Pick out the lines below that contain the string "this" and copy them all.

start Provided data

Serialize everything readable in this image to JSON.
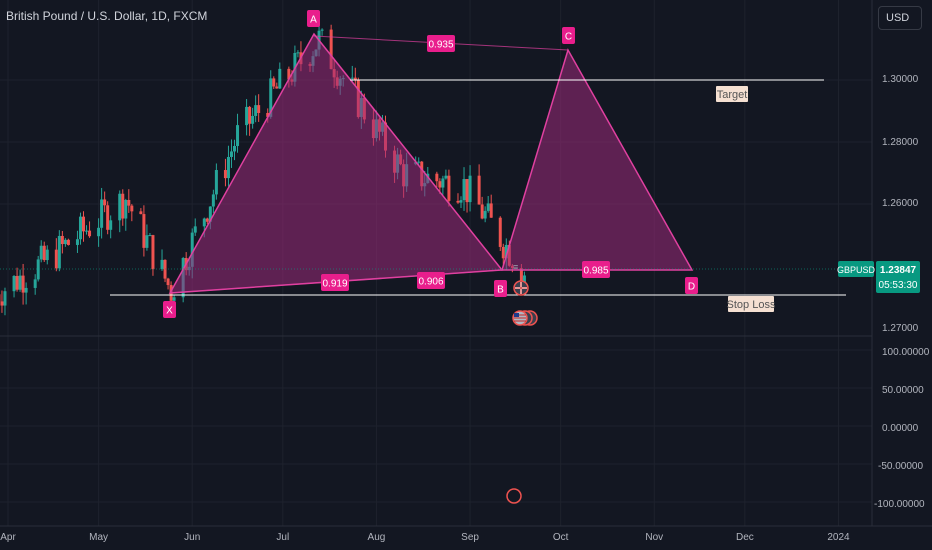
{
  "header": {
    "title": "British Pound / U.S. Dollar, 1D, FXCM",
    "currency": "USD"
  },
  "colors": {
    "background": "#131722",
    "up": "#26a69a",
    "down": "#ef5350",
    "pattern_fill": "#9c2a7a",
    "pattern_stroke": "#e040a0",
    "label_bg": "#e91e8c",
    "price_label_bg": "#089981"
  },
  "price_scale": {
    "ticks": [
      "1.30000",
      "1.28000",
      "1.26000",
      "1.27000"
    ],
    "current_symbol": "GBPUSD",
    "current_price": "1.23847",
    "countdown": "05:53:30"
  },
  "indicator_scale": {
    "ticks": [
      "100.00000",
      "50.00000",
      "0.00000",
      "-50.00000",
      "-100.00000"
    ]
  },
  "time_axis": {
    "ticks": [
      "Apr",
      "May",
      "Jun",
      "Jul",
      "Aug",
      "Sep",
      "Oct",
      "Nov",
      "Dec",
      "2024"
    ]
  },
  "pattern": {
    "points": [
      "X",
      "A",
      "B",
      "C",
      "D"
    ],
    "ratios": {
      "xb": "0.919",
      "ac": "0.935",
      "xd": "0.906",
      "bd": "0.985"
    }
  },
  "annotations": {
    "target": "Target",
    "stop_loss": "Stop Loss"
  },
  "chart_data": {
    "type": "candlestick",
    "title": "British Pound / U.S. Dollar, 1D, FXCM",
    "symbol": "GBPUSD",
    "last_price": 1.23847,
    "y_ticks": [
      1.26,
      1.28,
      1.3
    ],
    "x_ticks": [
      "Apr",
      "May",
      "Jun",
      "Jul",
      "Aug",
      "Sep",
      "Oct",
      "Nov",
      "Dec",
      "2024"
    ],
    "close_path": [
      {
        "date": "2023-03-28",
        "close": 1.231
      },
      {
        "date": "2023-04-14",
        "close": 1.242
      },
      {
        "date": "2023-05-10",
        "close": 1.262
      },
      {
        "date": "2023-05-25",
        "close": 1.232
      },
      {
        "date": "2023-06-16",
        "close": 1.282
      },
      {
        "date": "2023-07-13",
        "close": 1.313
      },
      {
        "date": "2023-08-10",
        "close": 1.27
      },
      {
        "date": "2023-08-30",
        "close": 1.266
      },
      {
        "date": "2023-09-19",
        "close": 1.238
      }
    ],
    "harmonic_points": [
      {
        "label": "X",
        "date": "2023-05-25",
        "price": 1.23
      },
      {
        "label": "A",
        "date": "2023-07-14",
        "price": 1.314
      },
      {
        "label": "B",
        "date": "2023-09-21",
        "price": 1.237
      },
      {
        "label": "C",
        "date": "2023-10-05",
        "price": 1.308
      },
      {
        "label": "D",
        "date": "2023-11-15",
        "price": 1.238
      }
    ],
    "target_price": 1.3,
    "stop_loss_price": 1.23
  }
}
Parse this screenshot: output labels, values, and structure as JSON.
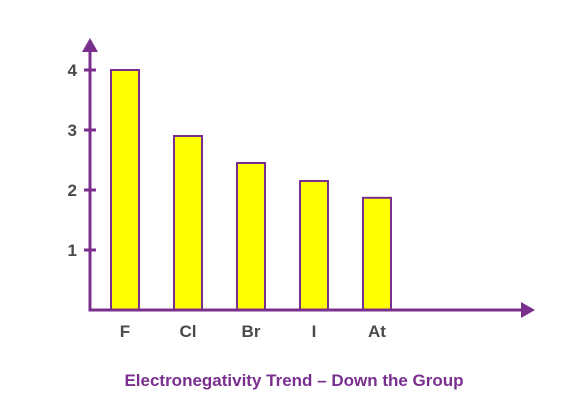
{
  "chart_data": {
    "type": "bar",
    "title": "Electronegativity Trend – Down the Group",
    "xlabel": "",
    "ylabel": "",
    "categories": [
      "F",
      "Cl",
      "Br",
      "I",
      "At"
    ],
    "values": [
      4.0,
      2.9,
      2.45,
      2.15,
      1.87
    ],
    "ylim": [
      0,
      4.5
    ],
    "yticks": [
      1,
      2,
      3,
      4
    ],
    "grid": false,
    "legend": "none",
    "colors": {
      "bar_fill": "#ffff00",
      "bar_stroke": "#7a2f8f",
      "axis": "#7a2f8f",
      "title": "#7a2f8f",
      "labels": "#4a4a4a"
    }
  }
}
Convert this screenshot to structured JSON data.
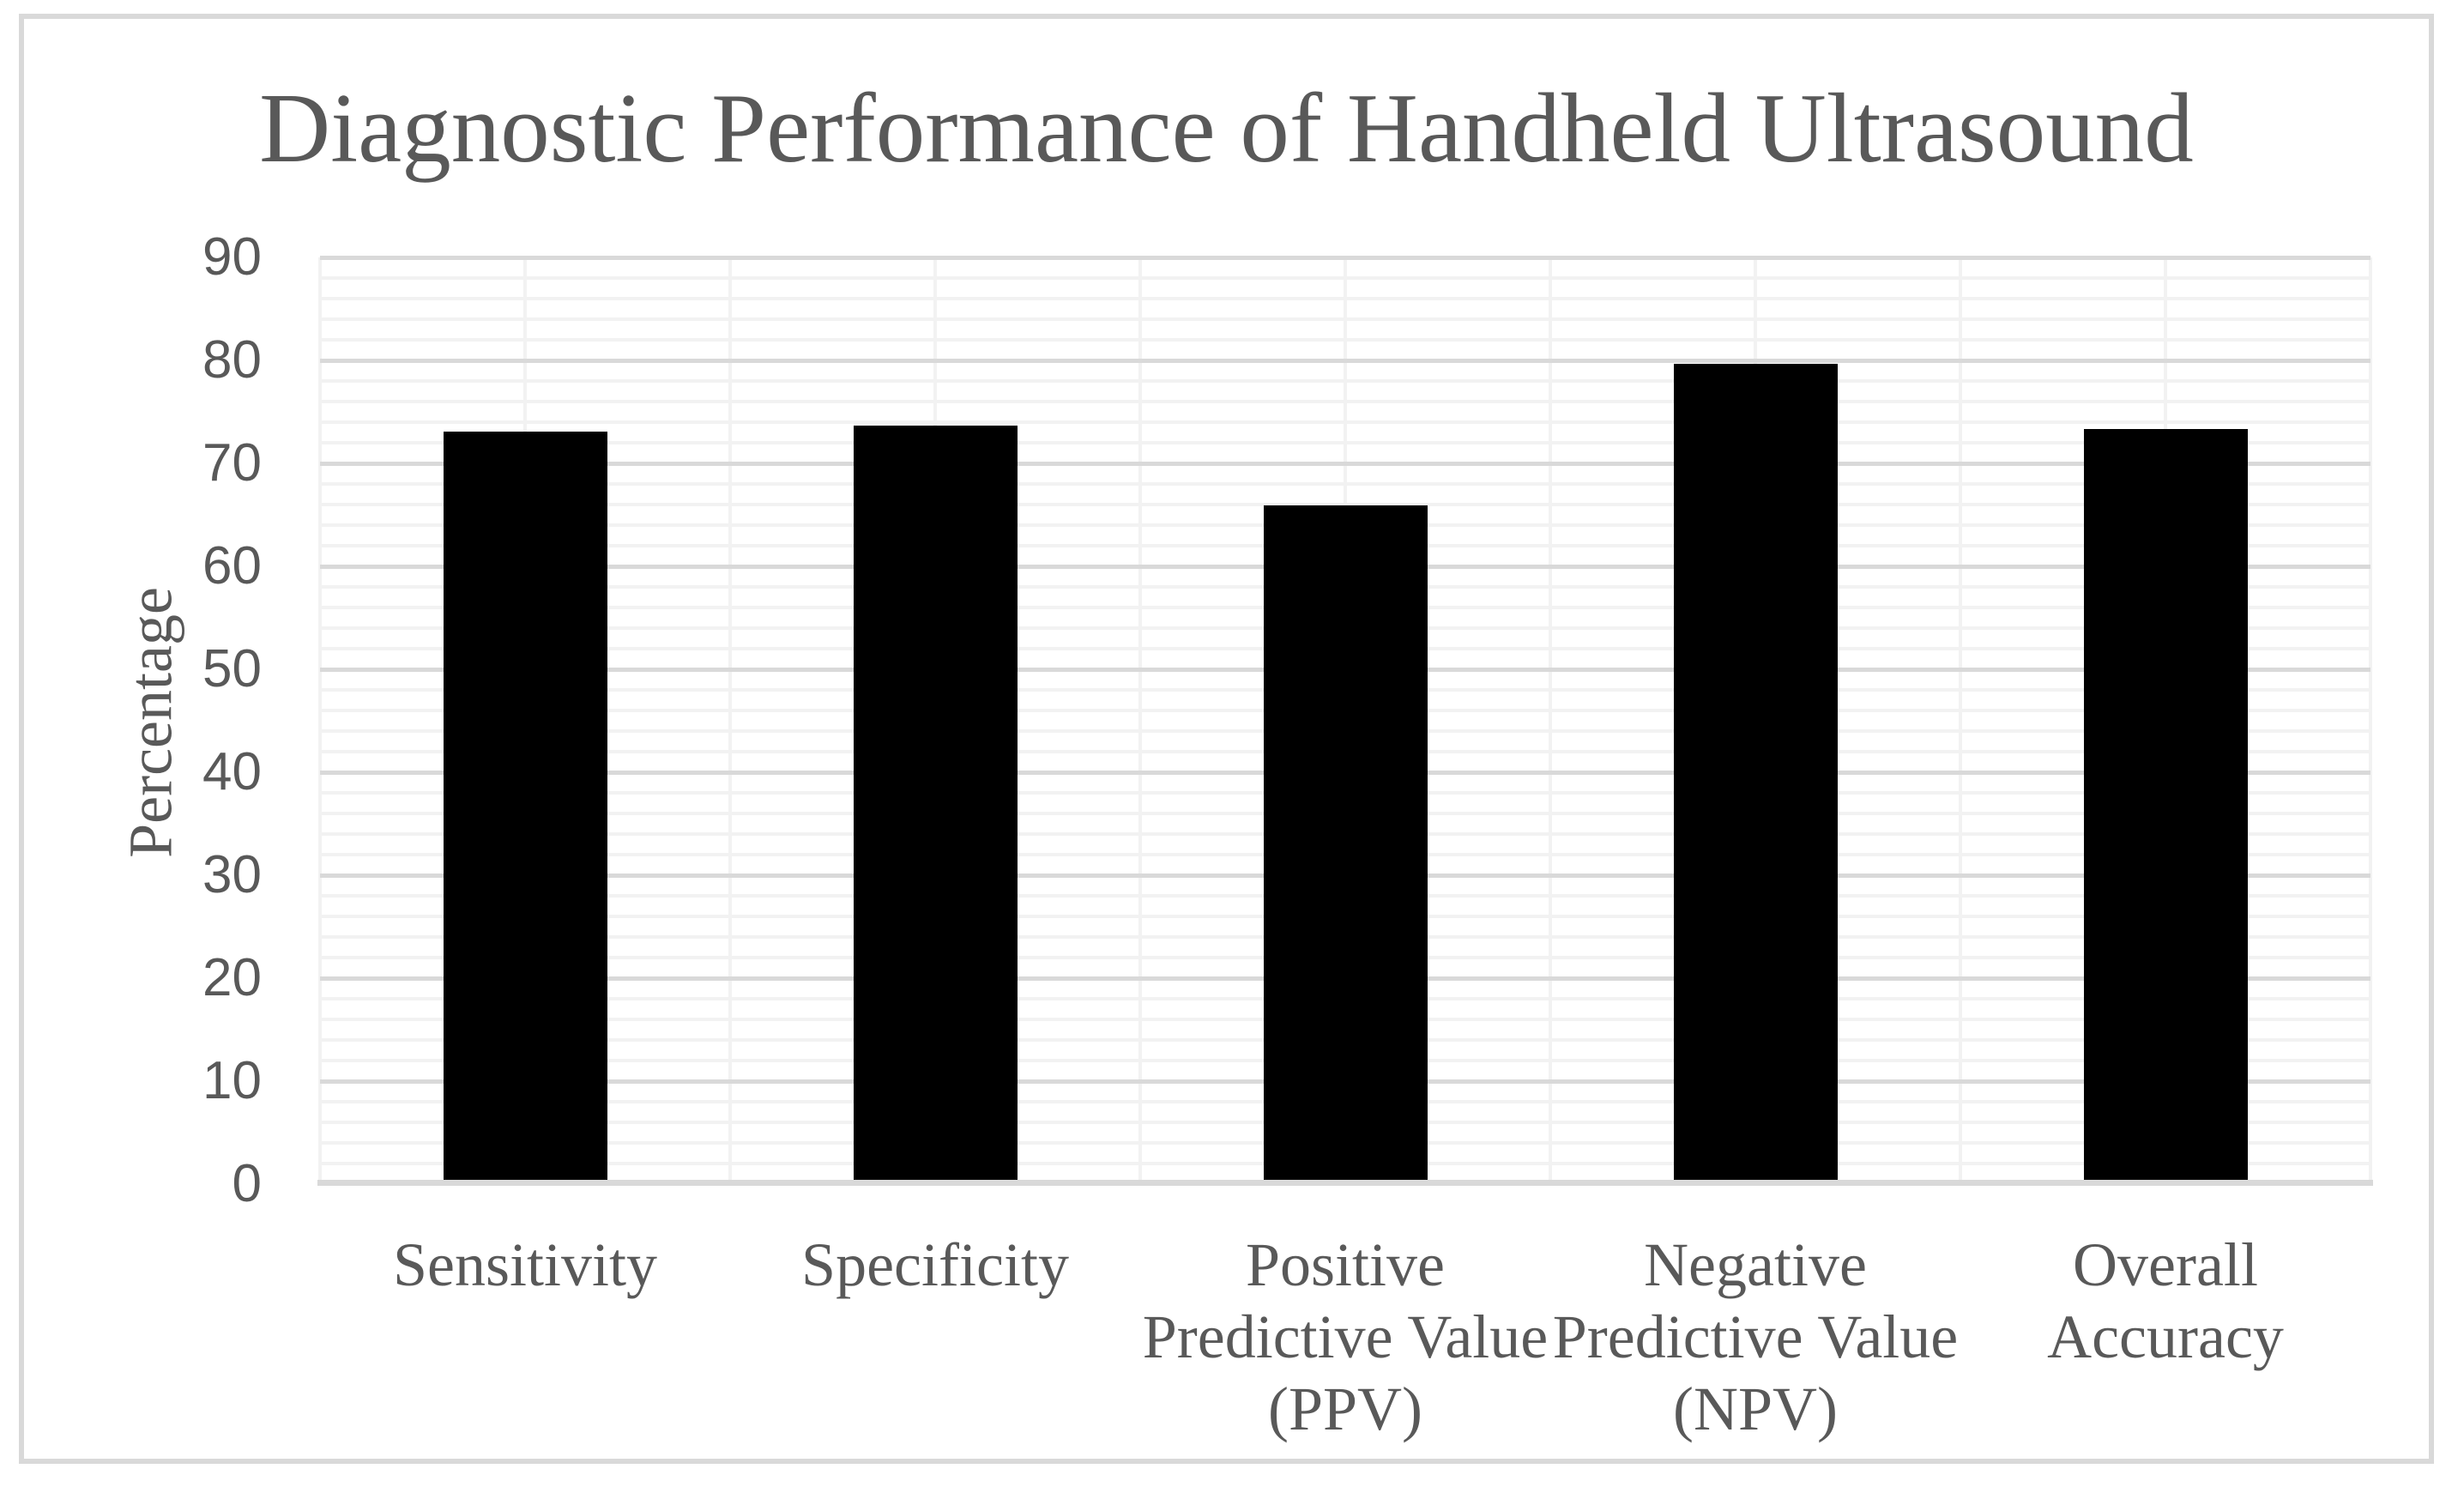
{
  "chart_data": {
    "type": "bar",
    "title": "Diagnostic Performance of Handheld Ultrasound",
    "ylabel": "Percentage",
    "xlabel": "",
    "categories": [
      "Sensitivity",
      "Specificity",
      "Positive Predictive Value (PPV)",
      "Negative Predictive Value (NPV)",
      "Overall Accuracy"
    ],
    "category_label_lines": [
      [
        "Sensitivity"
      ],
      [
        "Specificity"
      ],
      [
        "Positive",
        "Predictive Value",
        "(PPV)"
      ],
      [
        "Negative",
        "Predictive Value",
        "(NPV)"
      ],
      [
        "Overall",
        "Accuracy"
      ]
    ],
    "values": [
      73.1,
      73.7,
      65.9,
      79.7,
      73.3
    ],
    "ylim": [
      0,
      90
    ],
    "y_major_step": 10,
    "y_minor_step": 2,
    "y_tick_labels": [
      "0",
      "10",
      "20",
      "30",
      "40",
      "50",
      "60",
      "70",
      "80",
      "90"
    ],
    "grid": true,
    "legend": "none",
    "colors": {
      "bar": "#000000",
      "major_gridline": "#d9d9d9",
      "minor_gridline": "#f2f2f2",
      "vertical_gridline": "#f2f2f2",
      "axis_line": "#d9d9d9",
      "text": "#595959",
      "frame_border": "#d9d9d9",
      "background": "#ffffff"
    }
  }
}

end Provided data

*Full response*:
Serialize everything readable in this image to JSON.
Parse this screenshot: output labels, values, and structure as JSON.
Convert this screenshot to structured JSON data.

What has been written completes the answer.